• **INSTRUCTIONS TO FOLLOW**
Put every line of the items below into a numbered list, omitting any blank lines.

☆ ☆ ☆ ☆ ☆ ☆ ☆

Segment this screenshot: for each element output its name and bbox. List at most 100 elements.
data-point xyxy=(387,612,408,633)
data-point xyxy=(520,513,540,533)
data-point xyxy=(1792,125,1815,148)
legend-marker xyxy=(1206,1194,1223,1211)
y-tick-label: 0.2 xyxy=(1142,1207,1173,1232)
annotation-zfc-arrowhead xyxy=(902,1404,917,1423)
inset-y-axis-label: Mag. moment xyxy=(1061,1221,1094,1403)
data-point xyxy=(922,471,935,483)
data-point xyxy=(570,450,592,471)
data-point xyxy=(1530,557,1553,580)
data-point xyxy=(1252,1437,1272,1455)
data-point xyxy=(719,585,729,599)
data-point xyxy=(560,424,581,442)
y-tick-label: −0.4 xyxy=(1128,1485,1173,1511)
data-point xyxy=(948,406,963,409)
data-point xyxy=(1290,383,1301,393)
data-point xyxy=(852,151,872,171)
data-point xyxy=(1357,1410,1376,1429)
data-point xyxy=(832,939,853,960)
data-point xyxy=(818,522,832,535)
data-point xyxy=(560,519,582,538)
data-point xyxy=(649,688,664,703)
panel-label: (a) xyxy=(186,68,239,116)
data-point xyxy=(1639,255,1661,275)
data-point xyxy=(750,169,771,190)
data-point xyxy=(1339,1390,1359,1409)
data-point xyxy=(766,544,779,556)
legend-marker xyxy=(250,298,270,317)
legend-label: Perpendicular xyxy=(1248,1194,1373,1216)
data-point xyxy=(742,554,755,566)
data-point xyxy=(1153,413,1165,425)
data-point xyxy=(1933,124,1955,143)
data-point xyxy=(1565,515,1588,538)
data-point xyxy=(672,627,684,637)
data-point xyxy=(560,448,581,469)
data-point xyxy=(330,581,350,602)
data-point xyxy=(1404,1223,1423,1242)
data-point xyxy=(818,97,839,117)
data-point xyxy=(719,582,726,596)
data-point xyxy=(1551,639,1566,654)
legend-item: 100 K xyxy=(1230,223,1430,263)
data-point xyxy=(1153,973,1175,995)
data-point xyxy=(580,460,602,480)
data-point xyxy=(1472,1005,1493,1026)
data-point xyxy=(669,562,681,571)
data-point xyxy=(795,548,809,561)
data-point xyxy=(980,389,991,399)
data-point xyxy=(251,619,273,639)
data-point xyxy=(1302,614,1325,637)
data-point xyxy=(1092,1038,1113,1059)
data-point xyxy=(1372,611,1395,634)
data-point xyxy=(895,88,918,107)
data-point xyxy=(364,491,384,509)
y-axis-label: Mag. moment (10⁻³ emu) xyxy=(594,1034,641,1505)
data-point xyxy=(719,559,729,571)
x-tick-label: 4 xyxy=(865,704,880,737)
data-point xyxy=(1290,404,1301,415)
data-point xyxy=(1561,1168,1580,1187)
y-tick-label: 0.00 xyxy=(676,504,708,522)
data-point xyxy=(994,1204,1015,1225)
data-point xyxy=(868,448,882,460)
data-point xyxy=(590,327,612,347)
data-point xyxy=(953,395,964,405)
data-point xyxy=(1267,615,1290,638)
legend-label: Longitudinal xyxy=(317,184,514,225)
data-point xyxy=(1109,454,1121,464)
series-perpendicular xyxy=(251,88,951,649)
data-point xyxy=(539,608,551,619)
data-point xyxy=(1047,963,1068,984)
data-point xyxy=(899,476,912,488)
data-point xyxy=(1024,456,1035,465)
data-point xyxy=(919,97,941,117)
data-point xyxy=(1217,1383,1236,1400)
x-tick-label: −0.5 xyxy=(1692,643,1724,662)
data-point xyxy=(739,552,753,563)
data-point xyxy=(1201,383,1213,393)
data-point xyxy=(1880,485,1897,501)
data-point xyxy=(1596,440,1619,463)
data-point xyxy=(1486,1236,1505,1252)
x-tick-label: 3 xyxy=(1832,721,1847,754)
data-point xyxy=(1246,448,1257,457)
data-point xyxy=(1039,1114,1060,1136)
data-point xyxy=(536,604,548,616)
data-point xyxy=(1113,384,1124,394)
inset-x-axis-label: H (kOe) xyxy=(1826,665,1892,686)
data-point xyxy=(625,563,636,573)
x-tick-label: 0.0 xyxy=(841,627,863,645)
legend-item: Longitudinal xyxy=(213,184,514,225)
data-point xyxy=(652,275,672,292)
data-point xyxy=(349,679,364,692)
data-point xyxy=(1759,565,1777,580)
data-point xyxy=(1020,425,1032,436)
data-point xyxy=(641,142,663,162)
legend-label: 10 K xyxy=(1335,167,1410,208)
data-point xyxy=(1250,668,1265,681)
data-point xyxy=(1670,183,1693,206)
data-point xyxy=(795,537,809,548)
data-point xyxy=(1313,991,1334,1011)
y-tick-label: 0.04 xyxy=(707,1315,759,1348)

☆ ☆ ☆ ☆ ☆ ☆ ☆

• **RESULT OF THE TASK**
1. Segment this screenshot: for each element output its name and bbox. List at most 100 elements.
2. data-point xyxy=(387,612,408,633)
3. data-point xyxy=(520,513,540,533)
4. data-point xyxy=(1792,125,1815,148)
5. legend-marker xyxy=(1206,1194,1223,1211)
6. y-tick-label: 0.2 xyxy=(1142,1207,1173,1232)
7. annotation-zfc-arrowhead xyxy=(902,1404,917,1423)
8. inset-y-axis-label: Mag. moment xyxy=(1061,1221,1094,1403)
9. data-point xyxy=(922,471,935,483)
10. data-point xyxy=(570,450,592,471)
11. data-point xyxy=(1530,557,1553,580)
12. data-point xyxy=(1252,1437,1272,1455)
13. data-point xyxy=(719,585,729,599)
14. data-point xyxy=(560,424,581,442)
15. y-tick-label: −0.4 xyxy=(1128,1485,1173,1511)
16. data-point xyxy=(948,406,963,409)
17. data-point xyxy=(1290,383,1301,393)
18. data-point xyxy=(852,151,872,171)
19. data-point xyxy=(1357,1410,1376,1429)
20. data-point xyxy=(832,939,853,960)
21. data-point xyxy=(818,522,832,535)
22. data-point xyxy=(560,519,582,538)
23. data-point xyxy=(649,688,664,703)
24. panel-label: (a) xyxy=(186,68,239,116)
25. data-point xyxy=(1639,255,1661,275)
26. data-point xyxy=(750,169,771,190)
27. data-point xyxy=(1339,1390,1359,1409)
28. data-point xyxy=(766,544,779,556)
29. legend-marker xyxy=(250,298,270,317)
30. legend-label: Perpendicular xyxy=(1248,1194,1373,1216)
31. data-point xyxy=(742,554,755,566)
32. data-point xyxy=(1153,413,1165,425)
33. data-point xyxy=(1933,124,1955,143)
34. data-point xyxy=(1565,515,1588,538)
35. data-point xyxy=(672,627,684,637)
36. data-point xyxy=(560,448,581,469)
37. data-point xyxy=(330,581,350,602)
38. data-point xyxy=(1404,1223,1423,1242)
39. data-point xyxy=(818,97,839,117)
40. data-point xyxy=(719,582,726,596)
41. data-point xyxy=(1551,639,1566,654)
42. legend-item: 100 K xyxy=(1230,223,1430,263)
43. data-point xyxy=(1153,973,1175,995)
44. data-point xyxy=(580,460,602,480)
45. data-point xyxy=(1472,1005,1493,1026)
46. data-point xyxy=(669,562,681,571)
47. data-point xyxy=(795,548,809,561)
48. data-point xyxy=(980,389,991,399)
49. data-point xyxy=(251,619,273,639)
50. data-point xyxy=(1302,614,1325,637)
51. data-point xyxy=(1092,1038,1113,1059)
52. data-point xyxy=(1372,611,1395,634)
53. data-point xyxy=(895,88,918,107)
54. data-point xyxy=(364,491,384,509)
55. y-axis-label: Mag. moment (10⁻³ emu) xyxy=(594,1034,641,1505)
56. data-point xyxy=(719,559,729,571)
57. x-tick-label: 4 xyxy=(865,704,880,737)
58. data-point xyxy=(1290,404,1301,415)
59. data-point xyxy=(1561,1168,1580,1187)
60. y-tick-label: 0.00 xyxy=(676,504,708,522)
61. data-point xyxy=(994,1204,1015,1225)
62. data-point xyxy=(868,448,882,460)
63. data-point xyxy=(590,327,612,347)
64. data-point xyxy=(953,395,964,405)
65. data-point xyxy=(1267,615,1290,638)
66. legend-label: Longitudinal xyxy=(317,184,514,225)
67. data-point xyxy=(1109,454,1121,464)
68. series-perpendicular xyxy=(251,88,951,649)
69. data-point xyxy=(539,608,551,619)
70. data-point xyxy=(1047,963,1068,984)
71. data-point xyxy=(899,476,912,488)
72. data-point xyxy=(1024,456,1035,465)
73. data-point xyxy=(919,97,941,117)
74. data-point xyxy=(1217,1383,1236,1400)
75. x-tick-label: −0.5 xyxy=(1692,643,1724,662)
76. data-point xyxy=(739,552,753,563)
77. data-point xyxy=(1201,383,1213,393)
78. data-point xyxy=(1880,485,1897,501)
79. data-point xyxy=(1596,440,1619,463)
80. data-point xyxy=(1486,1236,1505,1252)
81. x-tick-label: 3 xyxy=(1832,721,1847,754)
82. data-point xyxy=(1246,448,1257,457)
83. data-point xyxy=(1039,1114,1060,1136)
84. data-point xyxy=(536,604,548,616)
85. data-point xyxy=(1113,384,1124,394)
86. inset-x-axis-label: H (kOe) xyxy=(1826,665,1892,686)
87. data-point xyxy=(625,563,636,573)
88. x-tick-label: 0.0 xyxy=(841,627,863,645)
89. legend-item: Longitudinal xyxy=(213,184,514,225)
90. data-point xyxy=(652,275,672,292)
91. data-point xyxy=(349,679,364,692)
92. data-point xyxy=(1759,565,1777,580)
93. data-point xyxy=(1020,425,1032,436)
94. data-point xyxy=(641,142,663,162)
95. legend-label: 10 K xyxy=(1335,167,1410,208)
96. data-point xyxy=(1250,668,1265,681)
97. data-point xyxy=(1670,183,1693,206)
98. data-point xyxy=(795,537,809,548)
99. data-point xyxy=(1313,991,1334,1011)
100. y-tick-label: 0.04 xyxy=(707,1315,759,1348)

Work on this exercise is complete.